<<<<
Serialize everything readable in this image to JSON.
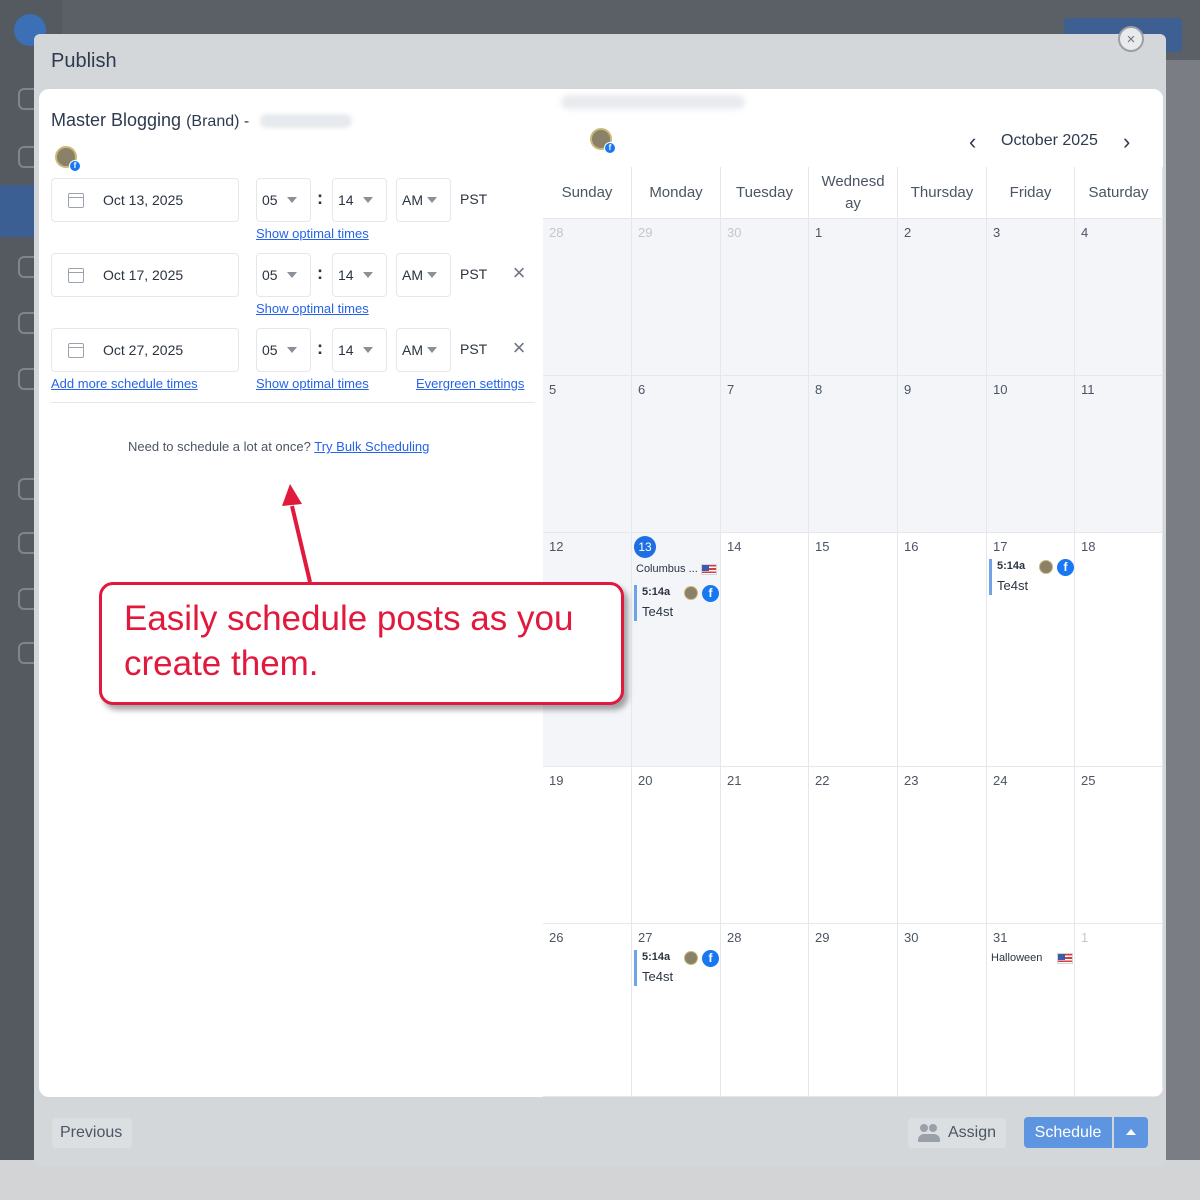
{
  "modal": {
    "title": "Publish",
    "close_icon": "×"
  },
  "composer": {
    "brand_name": "Master Blogging",
    "brand_suffix": "(Brand) -",
    "schedule_rows": [
      {
        "date": "Oct 13, 2025",
        "hour": "05",
        "minute": "14",
        "ampm": "AM",
        "timezone": "PST",
        "optimal_link": "Show optimal times"
      },
      {
        "date": "Oct 17, 2025",
        "hour": "05",
        "minute": "14",
        "ampm": "AM",
        "timezone": "PST",
        "optimal_link": "Show optimal times"
      },
      {
        "date": "Oct 27, 2025",
        "hour": "05",
        "minute": "14",
        "ampm": "AM",
        "timezone": "PST",
        "optimal_link": "Show optimal times"
      }
    ],
    "add_more_link": "Add more schedule times",
    "evergreen_link": "Evergreen settings",
    "bulk_text": "Need to schedule a lot at once?",
    "bulk_link": "Try Bulk Scheduling"
  },
  "calendar": {
    "month_label": "October 2025",
    "weekdays": [
      "Sunday",
      "Monday",
      "Tuesday",
      "Wednesd ay",
      "Thursday",
      "Friday",
      "Saturday"
    ],
    "weeks": [
      [
        "28",
        "29",
        "30",
        "1",
        "2",
        "3",
        "4"
      ],
      [
        "5",
        "6",
        "7",
        "8",
        "9",
        "10",
        "11"
      ],
      [
        "12",
        "13",
        "14",
        "15",
        "16",
        "17",
        "18"
      ],
      [
        "19",
        "20",
        "21",
        "22",
        "23",
        "24",
        "25"
      ],
      [
        "26",
        "27",
        "28",
        "29",
        "30",
        "31",
        "1"
      ]
    ],
    "holiday_columbus": "Columbus ...",
    "holiday_halloween": "Halloween",
    "events": [
      {
        "time": "5:14a",
        "title": "Te4st"
      },
      {
        "time": "5:14a",
        "title": "Te4st"
      },
      {
        "time": "5:14a",
        "title": "Te4st"
      }
    ],
    "facebook_glyph": "f",
    "accent_color": "#1d6fe3"
  },
  "callout": {
    "line1": "Easily schedule posts as you",
    "line2": "create them.",
    "color": "#e0193d"
  },
  "footer": {
    "previous_label": "Previous",
    "assign_label": "Assign",
    "schedule_label": "Schedule"
  }
}
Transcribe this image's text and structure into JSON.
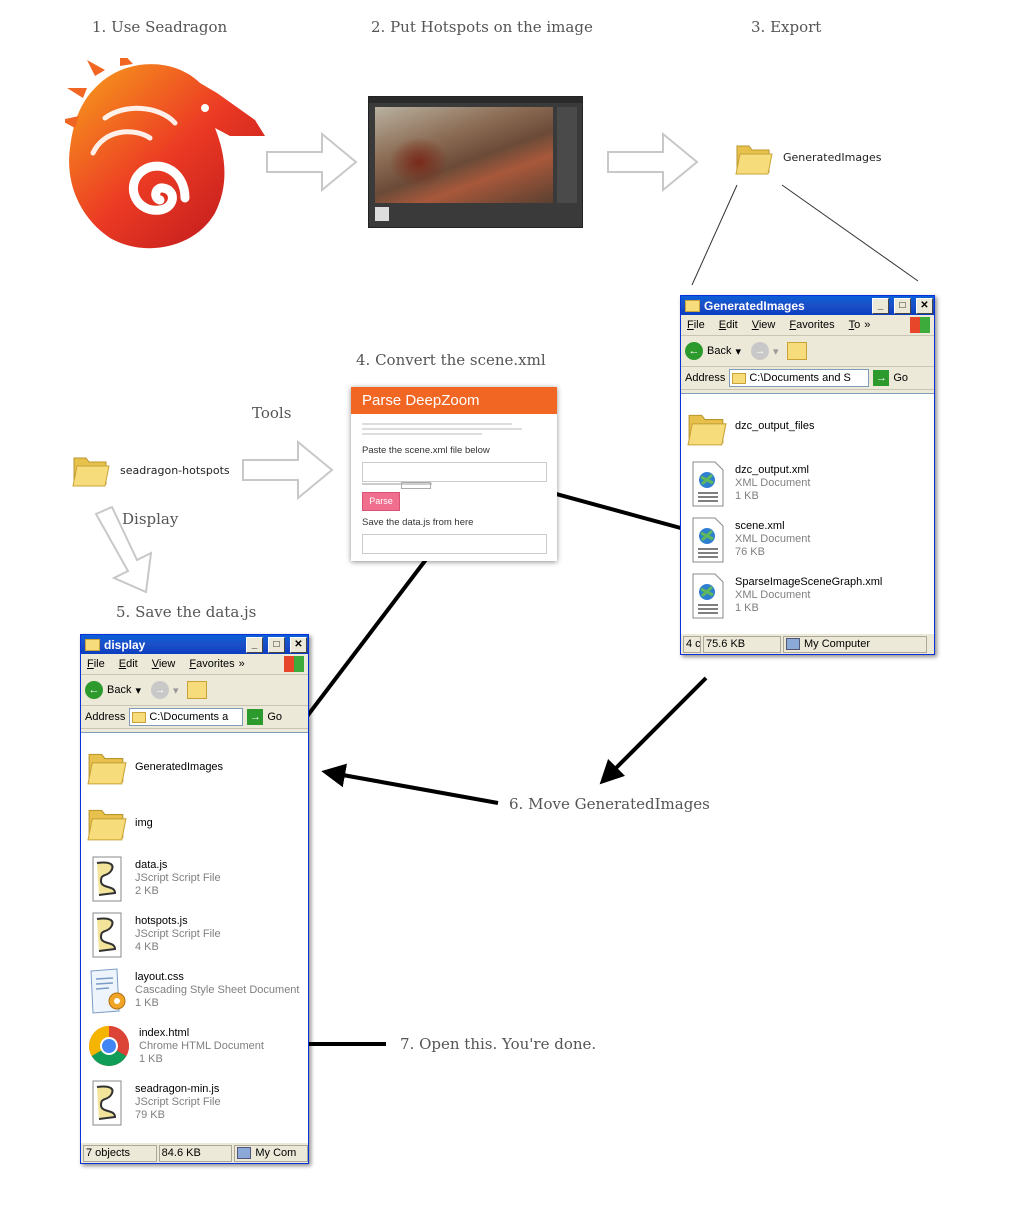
{
  "steps": {
    "s1": "1. Use Seadragon",
    "s2": "2. Put Hotspots on the image",
    "s3": "3. Export",
    "s4": "4. Convert the scene.xml",
    "s5": "5. Save the data.js",
    "s6": "6. Move GeneratedImages",
    "s7": "7. Open this. You're done."
  },
  "labels": {
    "generated_folder": "GeneratedImages",
    "hotspots_folder": "seadragon-hotspots",
    "tools": "Tools",
    "display": "Display"
  },
  "card": {
    "title": "Parse DeepZoom",
    "paste": "Paste the scene.xml file below",
    "parse_button": "Parse",
    "save": "Save the data.js from here"
  },
  "win_generated": {
    "title": "GeneratedImages",
    "menu": [
      "File",
      "Edit",
      "View",
      "Favorites",
      "To"
    ],
    "back": "Back",
    "address_label": "Address",
    "address_value": "C:\\Documents and S",
    "go": "Go",
    "files": [
      {
        "name": "dzc_output_files",
        "type": "",
        "size": "",
        "icon": "folder-icon"
      },
      {
        "name": "dzc_output.xml",
        "type": "XML Document",
        "size": "1 KB",
        "icon": "xml-document-icon"
      },
      {
        "name": "scene.xml",
        "type": "XML Document",
        "size": "76 KB",
        "icon": "xml-document-icon"
      },
      {
        "name": "SparseImageSceneGraph.xml",
        "type": "XML Document",
        "size": "1 KB",
        "icon": "xml-document-icon"
      }
    ],
    "status": [
      "4 c",
      "75.6 KB",
      "My Computer"
    ]
  },
  "win_display": {
    "title": "display",
    "menu": [
      "File",
      "Edit",
      "View",
      "Favorites"
    ],
    "back": "Back",
    "address_label": "Address",
    "address_value": "C:\\Documents a",
    "go": "Go",
    "files": [
      {
        "name": "GeneratedImages",
        "type": "",
        "size": "",
        "icon": "folder-icon"
      },
      {
        "name": "img",
        "type": "",
        "size": "",
        "icon": "folder-icon"
      },
      {
        "name": "data.js",
        "type": "JScript Script File",
        "size": "2 KB",
        "icon": "script-file-icon"
      },
      {
        "name": "hotspots.js",
        "type": "JScript Script File",
        "size": "4 KB",
        "icon": "script-file-icon"
      },
      {
        "name": "layout.css",
        "type": "Cascading Style Sheet Document",
        "size": "1 KB",
        "icon": "css-file-icon"
      },
      {
        "name": "index.html",
        "type": "Chrome HTML Document",
        "size": "1 KB",
        "icon": "chrome-icon"
      },
      {
        "name": "seadragon-min.js",
        "type": "JScript Script File",
        "size": "79 KB",
        "icon": "script-file-icon"
      }
    ],
    "status": [
      "7 objects",
      "84.6 KB",
      "My Com"
    ]
  },
  "colors": {
    "orange": "#f26624",
    "xp_blue": "#0a5fd8",
    "folder": "#f5d368"
  }
}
>>>>
Your objective:
Copy out each line that contains the word "data".

Response to this task:
    "s5": "5. Save the data.js",
    "save": "Save the data.js from here"
        "name": "data.js",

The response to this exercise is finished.